_WHAT YOU HAVE TO DO_: Find every line in the records below that holds the word "スワスタ", and copy each one.

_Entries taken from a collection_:
[START]
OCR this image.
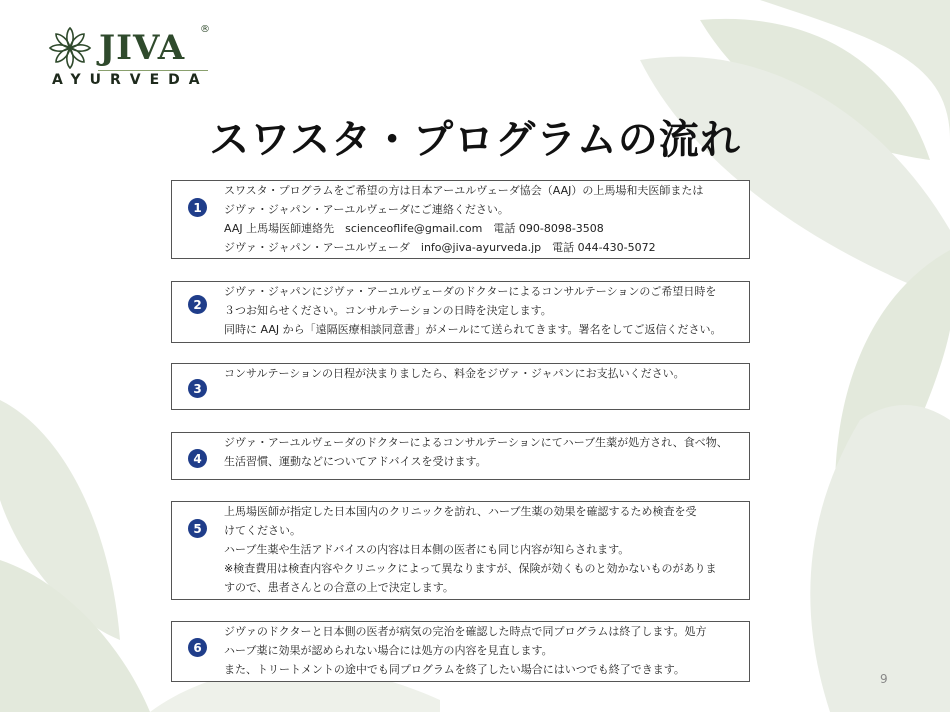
JIVA ®
AYURVEDA
スワスタ・プログラムの流れ
1
スワスタ・プログラムをご希望の方は日本アーユルヴェーダ協会（AAJ）の上馬場和夫医師または
ジヴァ・ジャパン・アーユルヴェーダにご連絡ください。
AAJ 上馬場医師連絡先　scienceoflife@gmail.com　電話 090-8098-3508
ジヴァ・ジャパン・アーユルヴェーダ　info@jiva-ayurveda.jp　電話 044-430-5072
2
ジヴァ・ジャパンにジヴァ・アーユルヴェーダのドクターによるコンサルテーションのご希望日時を
３つお知らせください。コンサルテーションの日時を決定します。
同時に AAJ から「遠隔医療相談同意書」がメールにて送られてきます。署名をしてご返信ください。
3
コンサルテーションの日程が決まりましたら、料金をジヴァ・ジャパンにお支払いください。
4
ジヴァ・アーユルヴェーダのドクターによるコンサルテーションにてハーブ生薬が処方され、食べ物、
生活習慣、運動などについてアドバイスを受けます。
5
上馬場医師が指定した日本国内のクリニックを訪れ、ハーブ生薬の効果を確認するため検査を受
けてください。
ハーブ生薬や生活アドバイスの内容は日本側の医者にも同じ内容が知らされます。
※検査費用は検査内容やクリニックによって異なりますが、保険が効くものと効かないものがありま
すので、患者さんとの合意の上で決定します。
6
ジヴァのドクターと日本側の医者が病気の完治を確認した時点で同プログラムは終了します。処方
ハーブ薬に効果が認められない場合には処方の内容を見直します。
また、トリートメントの途中でも同プログラムを終了したい場合にはいつでも終了できます。
9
[END]
_RESULT_:
スワスタ・プログラムの流れ
スワスタ・プログラムをご希望の方は日本アーユルヴェーダ協会（AAJ）の上馬場和夫医師または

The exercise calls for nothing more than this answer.